*Task prompt*:
Each line of the listing that contains the word "screenshot" is to be copied.

*Provided information*:

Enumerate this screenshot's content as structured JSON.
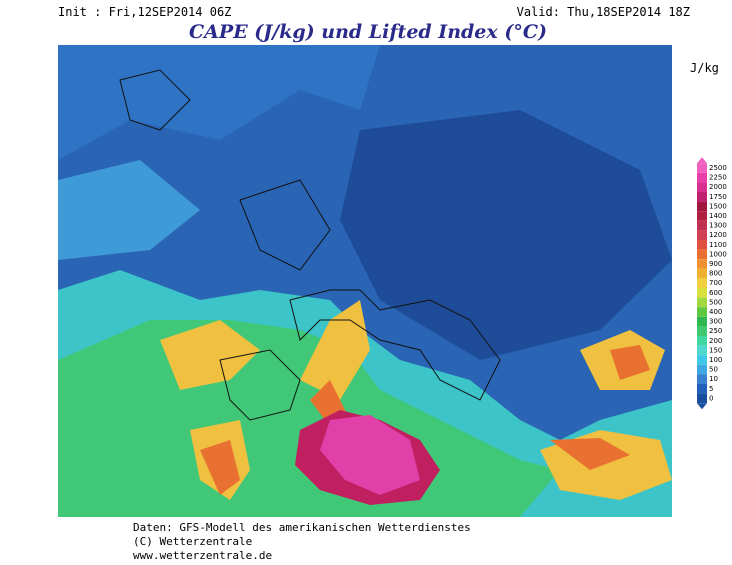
{
  "header": {
    "init": "Init : Fri,12SEP2014 06Z",
    "valid": "Valid: Thu,18SEP2014 18Z",
    "title": "CAPE (J/kg) und Lifted Index (°C)"
  },
  "colorbar": {
    "unit": "J/kg",
    "labels": [
      2500,
      2250,
      2000,
      1750,
      1500,
      1400,
      1300,
      1200,
      1100,
      1000,
      900,
      800,
      700,
      600,
      500,
      400,
      300,
      250,
      200,
      150,
      100,
      50,
      10,
      5,
      0
    ]
  },
  "footer": {
    "lines": [
      "Daten: GFS-Modell des amerikanischen Wetterdienstes",
      "(C) Wetterzentrale",
      "www.wetterzentrale.de"
    ]
  }
}
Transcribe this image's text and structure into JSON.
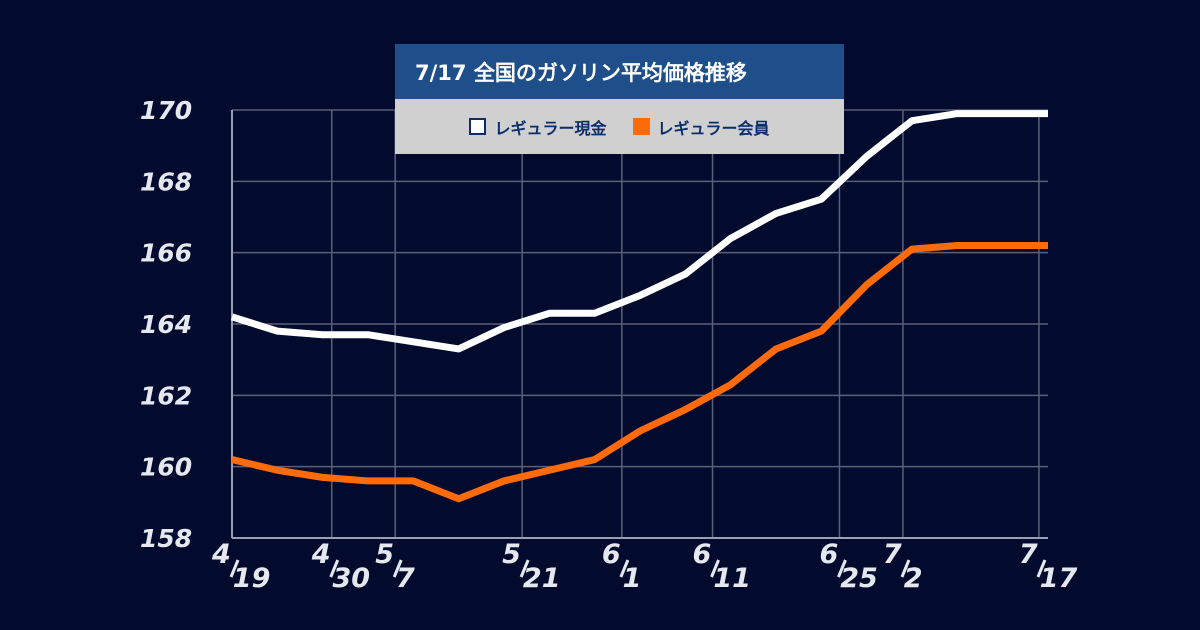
{
  "chart_data": {
    "type": "line",
    "title": "7/17  全国のガソリン平均価格推移",
    "xlabel": "",
    "ylabel": "",
    "x": [
      0,
      5,
      10,
      15,
      20,
      25,
      30,
      35,
      40,
      45,
      50,
      55,
      60,
      65,
      70,
      75,
      80,
      85,
      90
    ],
    "x_tick_positions": [
      0,
      11,
      18,
      32,
      43,
      53,
      67,
      74,
      89
    ],
    "x_tick_labels": [
      {
        "num": "4",
        "den": "19"
      },
      {
        "num": "4",
        "den": "30"
      },
      {
        "num": "5",
        "den": "7"
      },
      {
        "num": "5",
        "den": "21"
      },
      {
        "num": "6",
        "den": "1"
      },
      {
        "num": "6",
        "den": "11"
      },
      {
        "num": "6",
        "den": "25"
      },
      {
        "num": "7",
        "den": "2"
      },
      {
        "num": "7",
        "den": "17"
      }
    ],
    "ylim": [
      158,
      170
    ],
    "y_ticks": [
      158,
      160,
      162,
      164,
      166,
      168,
      170
    ],
    "grid": true,
    "legend_position": "top-center",
    "series": [
      {
        "name": "レギュラー現金",
        "color": "#ffffff",
        "values": [
          164.2,
          163.8,
          163.7,
          163.7,
          163.5,
          163.3,
          163.9,
          164.3,
          164.3,
          164.8,
          165.4,
          166.4,
          167.1,
          167.5,
          168.7,
          169.7,
          169.9,
          169.9,
          169.9
        ]
      },
      {
        "name": "レギュラー会員",
        "color": "#ff6a0a",
        "values": [
          160.2,
          159.9,
          159.7,
          159.6,
          159.6,
          159.1,
          159.6,
          159.9,
          160.2,
          161.0,
          161.6,
          162.3,
          163.3,
          163.8,
          165.1,
          166.1,
          166.2,
          166.2,
          166.2
        ]
      }
    ]
  }
}
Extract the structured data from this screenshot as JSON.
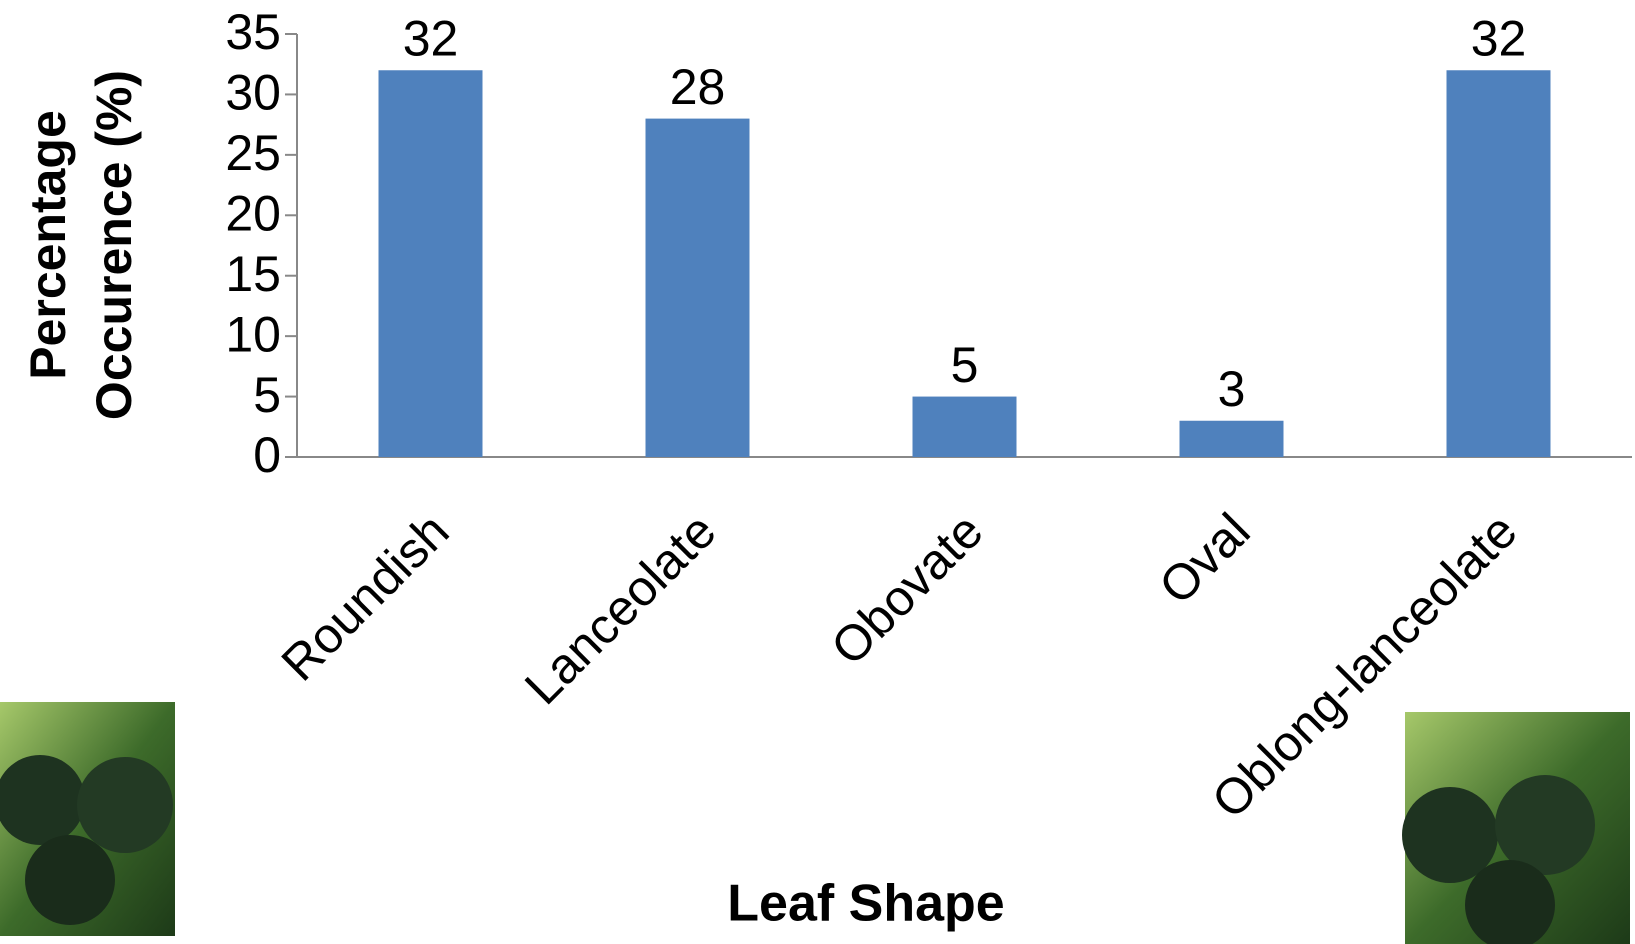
{
  "chart_data": {
    "type": "bar",
    "y_label": "Percentage Occurence (%)",
    "x_label": "Leaf Shape",
    "categories": [
      "Roundish",
      "Lanceolate",
      "Obovate",
      "Oval",
      "Oblong-lanceolate"
    ],
    "values": [
      32,
      28,
      5,
      3,
      32
    ],
    "color": "#4f81bd",
    "ylim": [
      0,
      35
    ],
    "yticks": [
      0,
      5,
      10,
      15,
      20,
      25,
      30,
      35
    ]
  }
}
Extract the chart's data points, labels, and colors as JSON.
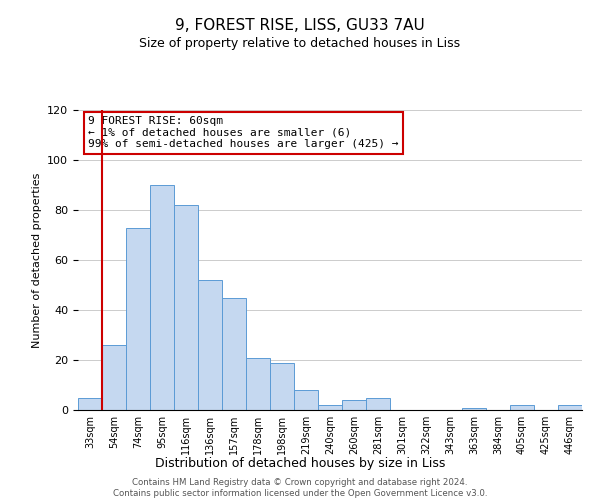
{
  "title": "9, FOREST RISE, LISS, GU33 7AU",
  "subtitle": "Size of property relative to detached houses in Liss",
  "xlabel": "Distribution of detached houses by size in Liss",
  "ylabel": "Number of detached properties",
  "bar_labels": [
    "33sqm",
    "54sqm",
    "74sqm",
    "95sqm",
    "116sqm",
    "136sqm",
    "157sqm",
    "178sqm",
    "198sqm",
    "219sqm",
    "240sqm",
    "260sqm",
    "281sqm",
    "301sqm",
    "322sqm",
    "343sqm",
    "363sqm",
    "384sqm",
    "405sqm",
    "425sqm",
    "446sqm"
  ],
  "bar_values": [
    5,
    26,
    73,
    90,
    82,
    52,
    45,
    21,
    19,
    8,
    2,
    4,
    5,
    0,
    0,
    0,
    1,
    0,
    2,
    0,
    2
  ],
  "bar_color": "#c5d8f0",
  "bar_edge_color": "#5b9bd5",
  "vline_x": 1.0,
  "vline_color": "#cc0000",
  "annotation_text": "9 FOREST RISE: 60sqm\n← 1% of detached houses are smaller (6)\n99% of semi-detached houses are larger (425) →",
  "annotation_box_color": "#ffffff",
  "annotation_box_edge_color": "#cc0000",
  "ylim": [
    0,
    120
  ],
  "yticks": [
    0,
    20,
    40,
    60,
    80,
    100,
    120
  ],
  "footer_text": "Contains HM Land Registry data © Crown copyright and database right 2024.\nContains public sector information licensed under the Open Government Licence v3.0.",
  "background_color": "#ffffff",
  "grid_color": "#cccccc"
}
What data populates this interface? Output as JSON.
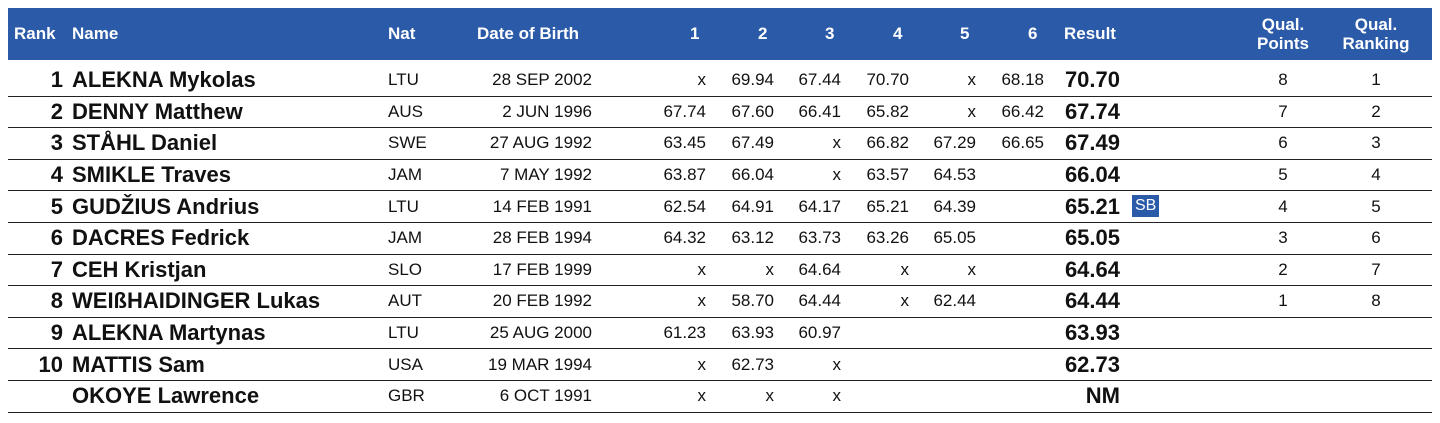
{
  "header": {
    "rank": "Rank",
    "name": "Name",
    "nat": "Nat",
    "dob": "Date of Birth",
    "attempts": [
      "1",
      "2",
      "3",
      "4",
      "5",
      "6"
    ],
    "result": "Result",
    "qual_points": [
      "Qual.",
      "Points"
    ],
    "qual_ranking": [
      "Qual.",
      "Ranking"
    ]
  },
  "colors": {
    "header_bg": "#2a5aa8",
    "badge_bg": "#2a5aa8"
  },
  "rows": [
    {
      "rank": "1",
      "name": "ALEKNA Mykolas",
      "nat": "LTU",
      "dob": "28 SEP 2002",
      "attempts": [
        "x",
        "69.94",
        "67.44",
        "70.70",
        "x",
        "68.18"
      ],
      "result": "70.70",
      "badge": "",
      "qual_points": "8",
      "qual_ranking": "1"
    },
    {
      "rank": "2",
      "name": "DENNY Matthew",
      "nat": "AUS",
      "dob": "2 JUN 1996",
      "attempts": [
        "67.74",
        "67.60",
        "66.41",
        "65.82",
        "x",
        "66.42"
      ],
      "result": "67.74",
      "badge": "",
      "qual_points": "7",
      "qual_ranking": "2"
    },
    {
      "rank": "3",
      "name": "STÅHL Daniel",
      "nat": "SWE",
      "dob": "27 AUG 1992",
      "attempts": [
        "63.45",
        "67.49",
        "x",
        "66.82",
        "67.29",
        "66.65"
      ],
      "result": "67.49",
      "badge": "",
      "qual_points": "6",
      "qual_ranking": "3"
    },
    {
      "rank": "4",
      "name": "SMIKLE Traves",
      "nat": "JAM",
      "dob": "7 MAY 1992",
      "attempts": [
        "63.87",
        "66.04",
        "x",
        "63.57",
        "64.53",
        ""
      ],
      "result": "66.04",
      "badge": "",
      "qual_points": "5",
      "qual_ranking": "4"
    },
    {
      "rank": "5",
      "name": "GUDŽIUS Andrius",
      "nat": "LTU",
      "dob": "14 FEB 1991",
      "attempts": [
        "62.54",
        "64.91",
        "64.17",
        "65.21",
        "64.39",
        ""
      ],
      "result": "65.21",
      "badge": "SB",
      "qual_points": "4",
      "qual_ranking": "5"
    },
    {
      "rank": "6",
      "name": "DACRES Fedrick",
      "nat": "JAM",
      "dob": "28 FEB 1994",
      "attempts": [
        "64.32",
        "63.12",
        "63.73",
        "63.26",
        "65.05",
        ""
      ],
      "result": "65.05",
      "badge": "",
      "qual_points": "3",
      "qual_ranking": "6"
    },
    {
      "rank": "7",
      "name": "CEH Kristjan",
      "nat": "SLO",
      "dob": "17 FEB 1999",
      "attempts": [
        "x",
        "x",
        "64.64",
        "x",
        "x",
        ""
      ],
      "result": "64.64",
      "badge": "",
      "qual_points": "2",
      "qual_ranking": "7"
    },
    {
      "rank": "8",
      "name": "WEIßHAIDINGER Lukas",
      "nat": "AUT",
      "dob": "20 FEB 1992",
      "attempts": [
        "x",
        "58.70",
        "64.44",
        "x",
        "62.44",
        ""
      ],
      "result": "64.44",
      "badge": "",
      "qual_points": "1",
      "qual_ranking": "8"
    },
    {
      "rank": "9",
      "name": "ALEKNA Martynas",
      "nat": "LTU",
      "dob": "25 AUG 2000",
      "attempts": [
        "61.23",
        "63.93",
        "60.97",
        "",
        "",
        ""
      ],
      "result": "63.93",
      "badge": "",
      "qual_points": "",
      "qual_ranking": ""
    },
    {
      "rank": "10",
      "name": "MATTIS Sam",
      "nat": "USA",
      "dob": "19 MAR 1994",
      "attempts": [
        "x",
        "62.73",
        "x",
        "",
        "",
        ""
      ],
      "result": "62.73",
      "badge": "",
      "qual_points": "",
      "qual_ranking": ""
    },
    {
      "rank": "",
      "name": "OKOYE Lawrence",
      "nat": "GBR",
      "dob": "6 OCT 1991",
      "attempts": [
        "x",
        "x",
        "x",
        "",
        "",
        ""
      ],
      "result": "NM",
      "badge": "",
      "qual_points": "",
      "qual_ranking": ""
    }
  ]
}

*Correct result*:
Enumerate this screenshot's content as structured JSON.
Extract the structured data from this screenshot as JSON.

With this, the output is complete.